#### [STATED PROBLEM]
In the data below, locate each line with the word "일본인들이" and list it.

#### [EXERCISE INPUT]
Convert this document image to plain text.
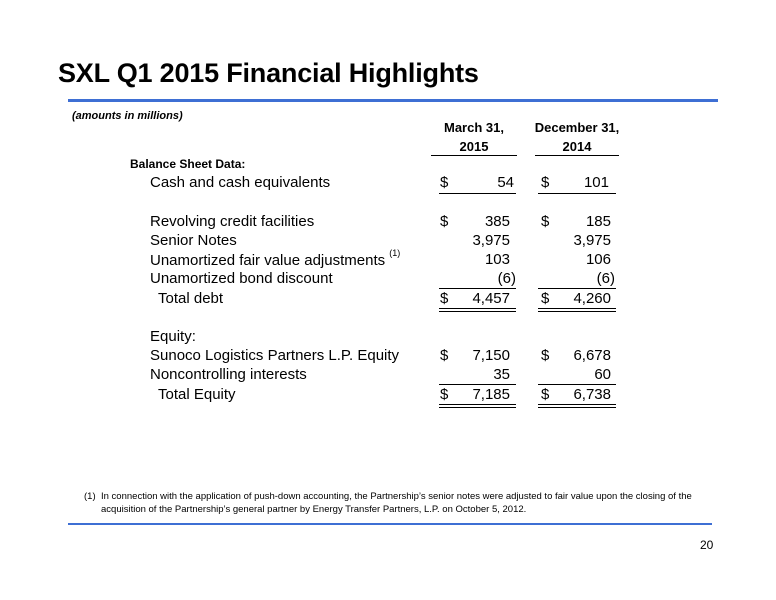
SXL Q1 2015 Financial Highlights
(amounts in millions)
March 31,
2015
December 31,
2014
Balance Sheet Data:
Cash and cash equivalents	$	54 $	101
Revolving credit facilities	$	385 $	185
Senior Notes	3,975	3,975
Unamortized fair value adjustments $^{(1)}$	103	106
Unamortized bond discount	(6)	(6)
Total debt	$	4,457 $	4,260
Equity:
Sunoco Logistics Partners L.P. Equity	$	7,150 $	6,678
Noncontrolling interests	35	60
Total Equity	$	7,185 $	6,738
(1) In connection with the application of push-down accounting, the Partnership’s senior notes were adjusted to fair value upon the closing of the acquisition of the Partnership’s general partner by Energy Transfer Partners, L.P. on October 5, 2012.
20
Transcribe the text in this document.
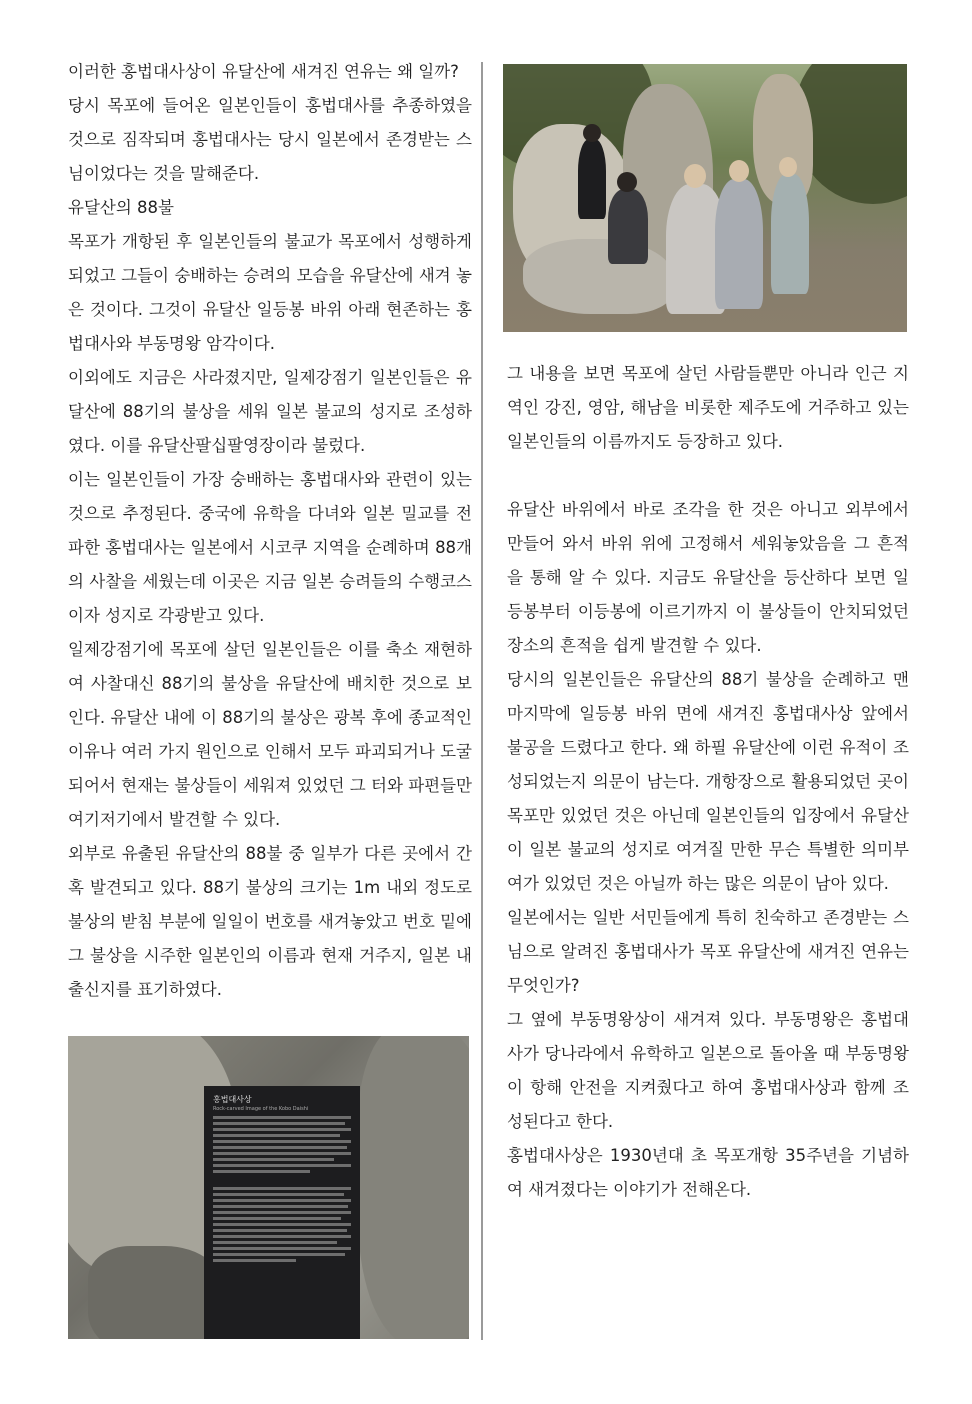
이러한 홍법대사상이 유달산에 새겨진 연유는 왜 일까?

당시 목포에 들어온 일본인들이 홍법대사를 추종하였을 것으로 짐작되며 홍법대사는 당시 일본에서 존경받는 스님이었다는 것을 말해준다.

유달산의 88불

목포가 개항된 후 일본인들의 불교가 목포에서 성행하게 되었고 그들이 숭배하는 승려의 모습을 유달산에 새겨 놓은 것이다. 그것이 유달산 일등봉 바위 아래 현존하는 홍법대사와 부동명왕 암각이다.

이외에도 지금은 사라졌지만, 일제강점기 일본인들은 유달산에 88기의 불상을 세워 일본 불교의 성지로 조성하였다. 이를 유달산팔십팔영장이라 불렀다.

이는 일본인들이 가장 숭배하는 홍법대사와 관련이 있는 것으로 추정된다. 중국에 유학을 다녀와 일본 밀교를 전파한 홍법대사는 일본에서 시코쿠 지역을 순례하며 88개의 사찰을 세웠는데 이곳은 지금 일본 승려들의 수행코스이자 성지로 각광받고 있다.

일제강점기에 목포에 살던 일본인들은 이를 축소 재현하여 사찰대신 88기의 불상을 유달산에 배치한 것으로 보인다. 유달산 내에 이 88기의 불상은 광복 후에 종교적인 이유나 여러 가지 원인으로 인해서 모두 파괴되거나 도굴되어서 현재는 불상들이 세워져 있었던 그 터와 파편들만 여기저기에서 발견할 수 있다.

외부로 유출된 유달산의 88불 중 일부가 다른 곳에서 간혹 발견되고 있다. 88기 불상의 크기는 1m 내외 정도로 불상의 받침 부분에 일일이 번호를 새겨놓았고 번호 밑에 그 불상을 시주한 일본인의 이름과 현재 거주지, 일본 내 출신지를 표기하였다.

그 내용을 보면 목포에 살던 사람들뿐만 아니라 인근 지역인 강진, 영암, 해남을 비롯한 제주도에 거주하고 있는 일본인들의 이름까지도 등장하고 있다.

유달산 바위에서 바로 조각을 한 것은 아니고 외부에서 만들어 와서 바위 위에 고정해서 세워놓았음을 그 흔적을 통해 알 수 있다. 지금도 유달산을 등산하다 보면 일등봉부터 이등봉에 이르기까지 이 불상들이 안치되었던 장소의 흔적을 쉽게 발견할 수 있다.

당시의 일본인들은 유달산의 88기 불상을 순례하고 맨 마지막에 일등봉 바위 면에 새겨진 홍법대사상 앞에서 불공을 드렸다고 한다. 왜 하필 유달산에 이런 유적이 조성되었는지 의문이 남는다. 개항장으로 활용되었던 곳이 목포만 있었던 것은 아닌데 일본인들의 입장에서 유달산이 일본 불교의 성지로 여겨질 만한 무슨 특별한 의미부여가 있었던 것은 아닐까 하는 많은 의문이 남아 있다.

일본에서는 일반 서민들에게 특히 친숙하고 존경받는 스님으로 알려진 홍법대사가 목포 유달산에 새겨진 연유는 무엇인가?

그 옆에 부동명왕상이 새겨져 있다. 부동명왕은 홍법대사가 당나라에서 유학하고 일본으로 돌아올 때 부동명왕이 항해 안전을 지켜줬다고 하여 홍법대사상과 함께 조성된다고 한다.

홍법대사상은 1930년대 초 목포개항 35주년을 기념하여 새겨졌다는 이야기가 전해온다.

홍법대사상
Rock-carved Image of the Kobo Daishi
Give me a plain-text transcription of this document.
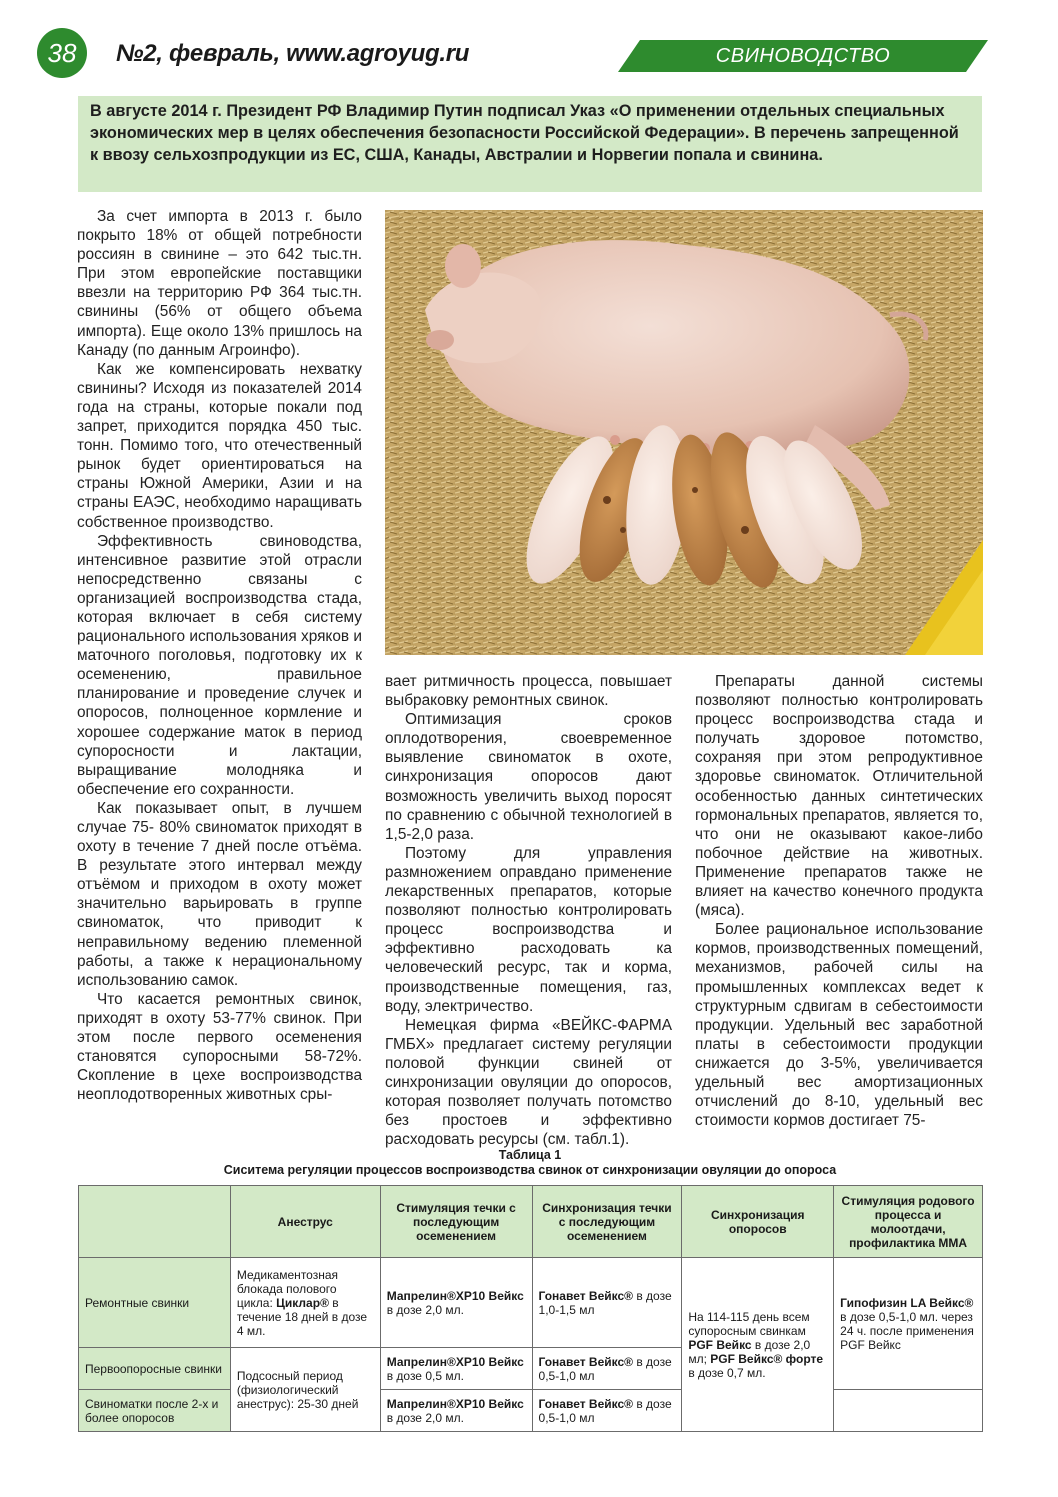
38	№2, февраль, www.agroyug.ru	СВИНОВОДСТВО

В августе 2014 г. Президент РФ Владимир Путин подписал Указ «О применении отдельных специальных экономических мер в целях обеспечения безопасности Российской Федерации». В перечень запрещенной к ввозу сельхозпродукции из ЕС, США, Канады, Австралии и Норвегии попала и свинина.

За счет импорта в 2013 г. было покрыто 18% от общей потребности россиян в свинине – это 642 тыс.тн. При этом европейские поставщики ввезли на территорию РФ 364 тыс.тн. свинины (56% от общего объема импорта). Еще около 13% пришлось на Канаду (по данным Агроинфо).

Как же компенсировать нехватку свинины? Исходя из показателей 2014 года на страны, которые покали под запрет, приходится порядка 450 тыс. тонн. Помимо того, что отечественный рынок будет ориентироваться на страны Южной Америки, Азии и на страны ЕАЭС, необходимо наращивать собственное производство.

Эффективность свиноводства, интенсивное развитие этой отрасли непосредственно связаны с организацией воспроизводства стада, которая включает в себя систему рационального использования хряков и маточного поголовья, подготовку их к осеменению, правильное планирование и проведение случек и опоросов, полноценное кормление и хорошее содержание маток в период супоросности и лактации, выращивание молодняка и обеспечение его сохранности.

Как показывает опыт, в лучшем случае 75- 80% свиноматок приходят в охоту в течение 7 дней после отъёма. В результате этого интервал между отъёмом и приходом в охоту может значительно варьировать в группе свиноматок, что приводит к неправильному ведению племенной работы, а также к нерациональному использованию самок.

Что касается ремонтных свинок, приходят в охоту 53-77% свинок. При этом после первого осеменения становятся супоросными 58-72%. Скопление в цехе воспроизводства неоплодотворенных животных сры-

вает ритмичность процесса, повышает выбраковку ремонтных свинок.

Оптимизация сроков оплодотворения, своевременное выявление свиноматок в охоте, синхронизация опоросов дают возможность увеличить выход поросят по сравнению с обычной технологией в 1,5-2,0 раза.

Поэтому для управления размножением оправдано применение лекарственных препаратов, которые позволяют полностью контролировать процесс воспроизводства и эффективно расходовать ка человеческий ресурс, так и корма, производственные помещения, газ, воду, электричество.

Немецкая фирма «ВЕЙКС-ФАРМА ГМБХ» предлагает систему регуляции половой функции свиней от синхронизации овуляции до опоросов, которая позволяет получать потомство без простоев и эффективно расходовать ресурсы (см. табл.1).

Препараты данной системы позволяют полностью контролировать процесс воспроизводства стада и получать здоровое потомство, сохраняя при этом репродуктивное здоровье свиноматок. Отличительной особенностью данных синтетических гормональных препаратов, является то, что они не оказывают какое-либо побочное действие на животных. Применение препаратов также не влияет на качество конечного продукта (мяса).

Более рациональное использование кормов, производственных помещений, механизмов, рабочей силы на промышленных комплексах ведет к структурным сдвигам в себестоимости продукции. Удельный вес заработной платы в себестоимости продукции снижается до 3-5%, увеличивается удельный вес амортизационных отчислений до 8-10, удельный вес стоимости кормов достигает 75-

Таблица 1
Сиситема регуляции процессов воспроизводства свинок от синхронизации овуляции до опороса
	Анеструс	Стимуляция течки с последующим осеменением	Синхронизация течки с последующим осеменением	Синхронизация опоросов	Стимуляция родового процесса и молоотдачи, профилактика ММА
Ремонтные свинки	Медикаментозная блокада полового цикла: Циклар® в течение 18 дней в дозе 4 мл.	Мапрелин®XP10 Вейкс в дозе 2,0 мл.	Гонавет Вейкс® в дозе 1,0-1,5 мл	На 114-115 день всем супоросным свинкам PGF Вейкс в дозе 2,0 мл; PGF Вейкс® форте в дозе 0,7 мл.	Гипофизин LA Вейкс® в дозе 0,5-1,0 мл. через 24 ч. после применения PGF Вейкс
Первоопоросные свинки	Подсосный период (физиологический анеструс): 25-30 дней	Мапрелин®XP10 Вейкс в дозе 0,5 мл.	Гонавет Вейкс® в дозе 0,5-1,0 мл		
Свиноматки после 2-х и более опоросов		Мапрелин®XP10 Вейкс в дозе 2,0 мл.	Гонавет Вейкс® в дозе 0,5-1,0 мл		
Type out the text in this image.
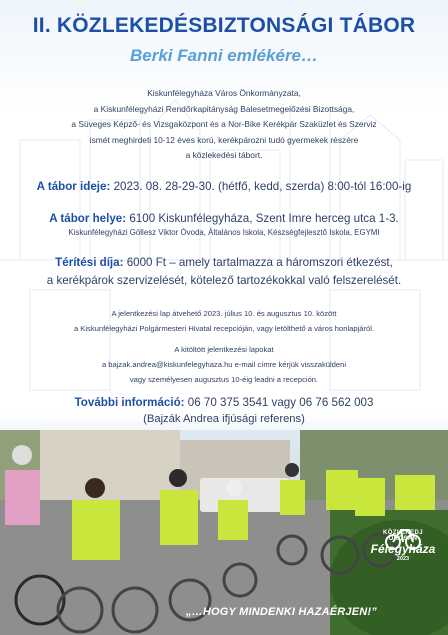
II. KÖZLEKEDÉSBIZTONSÁGI TÁBOR
Berki Fanni emlékére…
Kiskunfélegyháza Város Önkormányzata,
a Kiskunfélegyházi Rendőrkapitányság Balesetmegelőzési Bizottsága,
a Süveges Képző- és Vizsgaközpont és a Nor-Bike Kerékpár Szaküzlet és Szerviz
ismét meghirdeti 10-12 éves korú, kerékpározni tudó gyermekek részére
a közlekedési tábort.
A tábor ideje: 2023. 08. 28-29-30. (hétfő, kedd, szerda) 8:00-tól 16:00-ig
A tábor helye: 6100 Kiskunfélegyháza, Szent Imre herceg utca 1-3.
Kiskunfélegyházi Göllesz Viktor Óvoda, Általános Iskola, Készségfejlesztő Iskola, EGYMI
Térítési díja: 6000 Ft – amely tartalmazza a háromszori étkezést,
a kerékpárok szervizelését, kötelező tartozékokkal való felszerelését.
A jelentkezési lap átvehető 2023. július 10. és augusztus 10. között
a Kiskunfélegyházi Polgármesteri Hivatal recepcióján, vagy letölthető a város honlapjáról.
A kitöltött jelentkezési lapokat
a bajzak.andrea@kiskunfelegyhaza.hu e-mail címre kérjük visszaküldeni
vagy személyesen augusztus 10-éig leadni a recepción.
További információ: 06 70 375 3541 vagy 06 76 562 003
(Bajzák Andrea ifjúsági referens)
KÖZLEKEDJ OKOSAN
Félegyháza
2023
„…HOGY MINDENKI HAZAÉRJEN!”
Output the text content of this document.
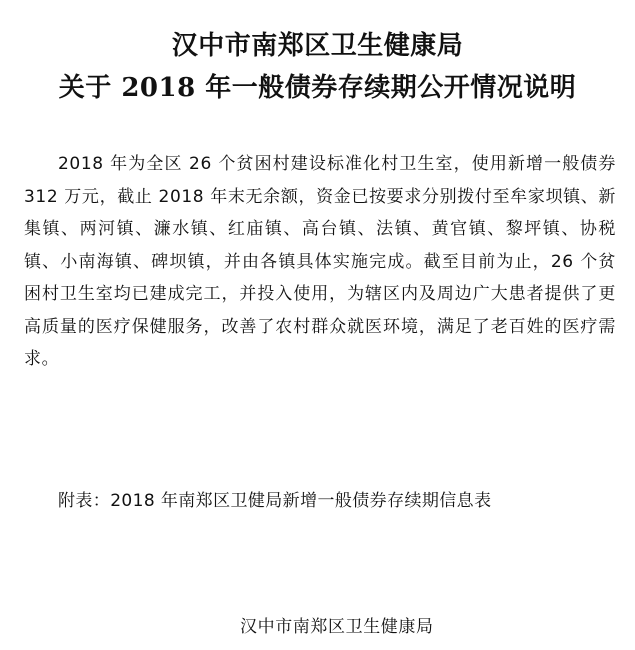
汉中市南郑区卫生健康局
关于 2018 年一般债券存续期公开情况说明

2018 年为全区 26 个贫困村建设标准化村卫生室，使用新增一般债券 312 万元，截止 2018 年末无余额，资金已按要求分别拨付至牟家坝镇、新集镇、两河镇、濂水镇、红庙镇、高台镇、法镇、黄官镇、黎坪镇、协税镇、小南海镇、碑坝镇，并由各镇具体实施完成。截至目前为止，26 个贫困村卫生室均已建成完工，并投入使用，为辖区内及周边广大患者提供了更高质量的医疗保健服务，改善了农村群众就医环境，满足了老百姓的医疗需求。

附表：2018 年南郑区卫健局新增一般债券存续期信息表

汉中市南郑区卫生健康局
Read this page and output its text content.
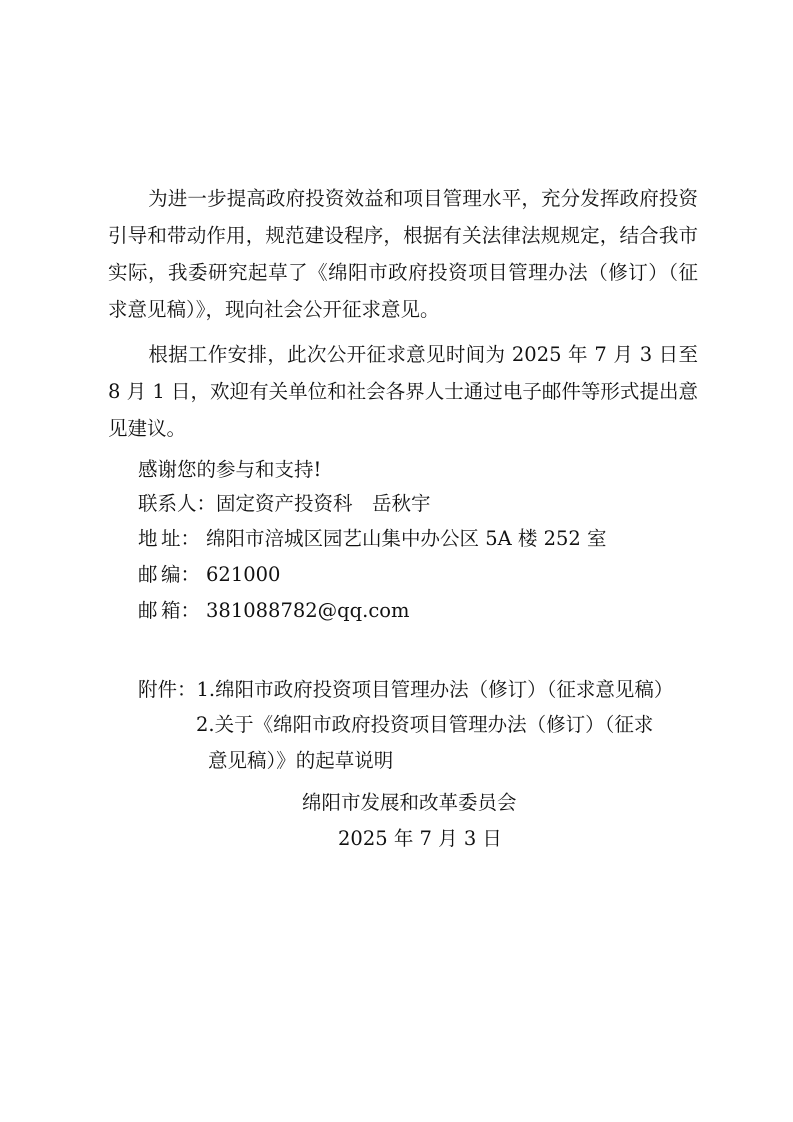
为进一步提高政府投资效益和项目管理水平，充分发挥政府投资引导和带动作用，规范建设程序，根据有关法律法规规定，结合我市实际，我委研究起草了《绵阳市政府投资项目管理办法（修订）（征求意见稿）》，现向社会公开征求意见。

根据工作安排，此次公开征求意见时间为 2025 年 7 月 3 日至 8 月 1 日，欢迎有关单位和社会各界人士通过电子邮件等形式提出意见建议。

感谢您的参与和支持!

联系人：固定资产投资科　岳秋宇

地 址： 绵阳市涪城区园艺山集中办公区 5A 楼 252 室

邮 编： 621000

邮 箱： 381088782@qq.com

附件：1.绵阳市政府投资项目管理办法（修订）（征求意见稿）

2.关于《绵阳市政府投资项目管理办法（修订）（征求

意见稿）》的起草说明

绵阳市发展和改革委员会

2025 年 7 月 3 日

#### [OUTPUT FOR THIS TASK]
당시 목포에 들어온 일본인들이 홍법대사를 추종하였을 것으로 짐작되며 홍법대사는 당시 일본에서 존경받는 스님이었다는 것을 말해준다.
이는 일본인들이 가장 숭배하는 홍법대사와 관련이 있는 것으로 추정된다. 중국에 유학을 다녀와 일본 밀교를 전파한 홍법대사는 일본에서 시코쿠 지역을 순례하며 88개의 사찰을 세웠는데 이곳은 지금 일본 승려들의 수행코스이자 성지로 각광받고 있다.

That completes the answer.